━━ Record set ━━
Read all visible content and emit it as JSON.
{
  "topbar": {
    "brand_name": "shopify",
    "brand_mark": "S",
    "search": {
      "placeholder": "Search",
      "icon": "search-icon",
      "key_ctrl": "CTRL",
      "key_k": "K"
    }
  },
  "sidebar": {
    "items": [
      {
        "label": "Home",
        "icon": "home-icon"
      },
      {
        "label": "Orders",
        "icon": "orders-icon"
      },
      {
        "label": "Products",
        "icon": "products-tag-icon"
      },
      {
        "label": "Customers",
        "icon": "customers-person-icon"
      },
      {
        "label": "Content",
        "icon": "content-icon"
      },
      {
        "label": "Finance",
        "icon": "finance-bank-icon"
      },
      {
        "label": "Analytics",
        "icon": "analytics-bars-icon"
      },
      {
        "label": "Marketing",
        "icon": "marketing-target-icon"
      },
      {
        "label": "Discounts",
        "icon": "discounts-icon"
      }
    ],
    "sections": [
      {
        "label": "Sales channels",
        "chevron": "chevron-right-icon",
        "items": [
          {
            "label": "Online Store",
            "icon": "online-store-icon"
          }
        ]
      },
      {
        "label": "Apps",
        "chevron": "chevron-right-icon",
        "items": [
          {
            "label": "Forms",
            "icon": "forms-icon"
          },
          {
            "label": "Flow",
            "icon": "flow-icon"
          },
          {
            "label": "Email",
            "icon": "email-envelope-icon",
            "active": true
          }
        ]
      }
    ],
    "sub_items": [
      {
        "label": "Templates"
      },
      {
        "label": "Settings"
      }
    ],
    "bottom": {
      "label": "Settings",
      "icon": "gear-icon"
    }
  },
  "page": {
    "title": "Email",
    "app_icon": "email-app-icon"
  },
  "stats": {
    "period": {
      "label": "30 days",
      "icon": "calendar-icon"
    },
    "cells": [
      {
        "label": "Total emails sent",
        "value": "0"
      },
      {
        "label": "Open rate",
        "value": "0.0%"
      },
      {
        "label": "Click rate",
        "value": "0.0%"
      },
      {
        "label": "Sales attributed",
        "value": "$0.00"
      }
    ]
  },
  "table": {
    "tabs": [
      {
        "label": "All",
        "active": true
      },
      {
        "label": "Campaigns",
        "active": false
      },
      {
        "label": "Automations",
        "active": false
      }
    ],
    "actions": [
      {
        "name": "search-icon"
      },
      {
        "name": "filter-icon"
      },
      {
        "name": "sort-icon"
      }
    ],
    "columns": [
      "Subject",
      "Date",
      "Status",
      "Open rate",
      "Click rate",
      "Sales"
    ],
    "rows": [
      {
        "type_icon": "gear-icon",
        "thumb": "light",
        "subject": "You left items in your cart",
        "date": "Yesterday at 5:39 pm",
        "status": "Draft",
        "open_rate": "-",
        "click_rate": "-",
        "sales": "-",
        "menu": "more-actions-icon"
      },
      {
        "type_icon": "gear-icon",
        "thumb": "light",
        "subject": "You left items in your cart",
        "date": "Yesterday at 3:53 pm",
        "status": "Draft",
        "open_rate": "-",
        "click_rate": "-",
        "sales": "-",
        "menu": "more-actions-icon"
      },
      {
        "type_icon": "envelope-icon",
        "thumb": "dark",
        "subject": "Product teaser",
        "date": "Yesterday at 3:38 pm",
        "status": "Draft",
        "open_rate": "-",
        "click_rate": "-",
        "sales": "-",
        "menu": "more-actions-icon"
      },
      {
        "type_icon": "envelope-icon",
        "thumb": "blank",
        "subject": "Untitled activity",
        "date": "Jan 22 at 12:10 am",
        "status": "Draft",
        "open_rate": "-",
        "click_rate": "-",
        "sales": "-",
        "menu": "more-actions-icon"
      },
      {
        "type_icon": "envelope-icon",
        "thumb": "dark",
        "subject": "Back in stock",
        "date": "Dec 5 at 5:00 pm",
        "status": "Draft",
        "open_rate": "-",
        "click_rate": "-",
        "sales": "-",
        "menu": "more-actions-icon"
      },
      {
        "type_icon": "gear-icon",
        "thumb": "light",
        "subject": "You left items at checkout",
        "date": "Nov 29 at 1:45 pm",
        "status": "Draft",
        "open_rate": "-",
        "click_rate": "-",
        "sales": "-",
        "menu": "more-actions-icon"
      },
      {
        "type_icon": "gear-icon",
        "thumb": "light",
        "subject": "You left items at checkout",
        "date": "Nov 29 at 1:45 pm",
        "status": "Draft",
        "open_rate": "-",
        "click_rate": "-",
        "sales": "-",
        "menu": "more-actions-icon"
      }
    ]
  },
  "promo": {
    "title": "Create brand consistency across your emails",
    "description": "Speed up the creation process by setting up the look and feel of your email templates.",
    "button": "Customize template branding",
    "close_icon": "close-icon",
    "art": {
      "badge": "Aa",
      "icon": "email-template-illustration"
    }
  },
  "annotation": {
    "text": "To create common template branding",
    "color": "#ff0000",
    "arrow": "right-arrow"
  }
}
━━━
_The problem_. Repeat the material above in full, keeping every word.

_Answer to the problem_.
Read all visible content and emit it as JSON.
{
  "topbar": {
    "brand_name": "shopify",
    "brand_mark": "S",
    "search": {
      "placeholder": "Search",
      "icon": "search-icon",
      "key_ctrl": "CTRL",
      "key_k": "K"
    }
  },
  "sidebar": {
    "items": [
      {
        "label": "Home",
        "icon": "home-icon"
      },
      {
        "label": "Orders",
        "icon": "orders-icon"
      },
      {
        "label": "Products",
        "icon": "products-tag-icon"
      },
      {
        "label": "Customers",
        "icon": "customers-person-icon"
      },
      {
        "label": "Content",
        "icon": "content-icon"
      },
      {
        "label": "Finance",
        "icon": "finance-bank-icon"
      },
      {
        "label": "Analytics",
        "icon": "analytics-bars-icon"
      },
      {
        "label": "Marketing",
        "icon": "marketing-target-icon"
      },
      {
        "label": "Discounts",
        "icon": "discounts-icon"
      }
    ],
    "sections": [
      {
        "label": "Sales channels",
        "chevron": "chevron-right-icon",
        "items": [
          {
            "label": "Online Store",
            "icon": "online-store-icon"
          }
        ]
      },
      {
        "label": "Apps",
        "chevron": "chevron-right-icon",
        "items": [
          {
            "label": "Forms",
            "icon": "forms-icon"
          },
          {
            "label": "Flow",
            "icon": "flow-icon"
          },
          {
            "label": "Email",
            "icon": "email-envelope-icon",
            "active": true
          }
        ]
      }
    ],
    "sub_items": [
      {
        "label": "Templates"
      },
      {
        "label": "Settings"
      }
    ],
    "bottom": {
      "label": "Settings",
      "icon": "gear-icon"
    }
  },
  "page": {
    "title": "Email",
    "app_icon": "email-app-icon"
  },
  "stats": {
    "period": {
      "label": "30 days",
      "icon": "calendar-icon"
    },
    "cells": [
      {
        "label": "Total emails sent",
        "value": "0"
      },
      {
        "label": "Open rate",
        "value": "0.0%"
      },
      {
        "label": "Click rate",
        "value": "0.0%"
      },
      {
        "label": "Sales attributed",
        "value": "$0.00"
      }
    ]
  },
  "table": {
    "tabs": [
      {
        "label": "All",
        "active": true
      },
      {
        "label": "Campaigns",
        "active": false
      },
      {
        "label": "Automations",
        "active": false
      }
    ],
    "actions": [
      {
        "name": "search-icon"
      },
      {
        "name": "filter-icon"
      },
      {
        "name": "sort-icon"
      }
    ],
    "columns": [
      "Subject",
      "Date",
      "Status",
      "Open rate",
      "Click rate",
      "Sales"
    ],
    "rows": [
      {
        "type_icon": "gear-icon",
        "thumb": "light",
        "subject": "You left items in your cart",
        "date": "Yesterday at 5:39 pm",
        "status": "Draft",
        "open_rate": "-",
        "click_rate": "-",
        "sales": "-",
        "menu": "more-actions-icon"
      },
      {
        "type_icon": "gear-icon",
        "thumb": "light",
        "subject": "You left items in your cart",
        "date": "Yesterday at 3:53 pm",
        "status": "Draft",
        "open_rate": "-",
        "click_rate": "-",
        "sales": "-",
        "menu": "more-actions-icon"
      },
      {
        "type_icon": "envelope-icon",
        "thumb": "dark",
        "subject": "Product teaser",
        "date": "Yesterday at 3:38 pm",
        "status": "Draft",
        "open_rate": "-",
        "click_rate": "-",
        "sales": "-",
        "menu": "more-actions-icon"
      },
      {
        "type_icon": "envelope-icon",
        "thumb": "blank",
        "subject": "Untitled activity",
        "date": "Jan 22 at 12:10 am",
        "status": "Draft",
        "open_rate": "-",
        "click_rate": "-",
        "sales": "-",
        "menu": "more-actions-icon"
      },
      {
        "type_icon": "envelope-icon",
        "thumb": "dark",
        "subject": "Back in stock",
        "date": "Dec 5 at 5:00 pm",
        "status": "Draft",
        "open_rate": "-",
        "click_rate": "-",
        "sales": "-",
        "menu": "more-actions-icon"
      },
      {
        "type_icon": "gear-icon",
        "thumb": "light",
        "subject": "You left items at checkout",
        "date": "Nov 29 at 1:45 pm",
        "status": "Draft",
        "open_rate": "-",
        "click_rate": "-",
        "sales": "-",
        "menu": "more-actions-icon"
      },
      {
        "type_icon": "gear-icon",
        "thumb": "light",
        "subject": "You left items at checkout",
        "date": "Nov 29 at 1:45 pm",
        "status": "Draft",
        "open_rate": "-",
        "click_rate": "-",
        "sales": "-",
        "menu": "more-actions-icon"
      }
    ]
  },
  "promo": {
    "title": "Create brand consistency across your emails",
    "description": "Speed up the creation process by setting up the look and feel of your email templates.",
    "button": "Customize template branding",
    "close_icon": "close-icon",
    "art": {
      "badge": "Aa",
      "icon": "email-template-illustration"
    }
  },
  "annotation": {
    "text": "To create common template branding",
    "color": "#ff0000",
    "arrow": "right-arrow"
  }
}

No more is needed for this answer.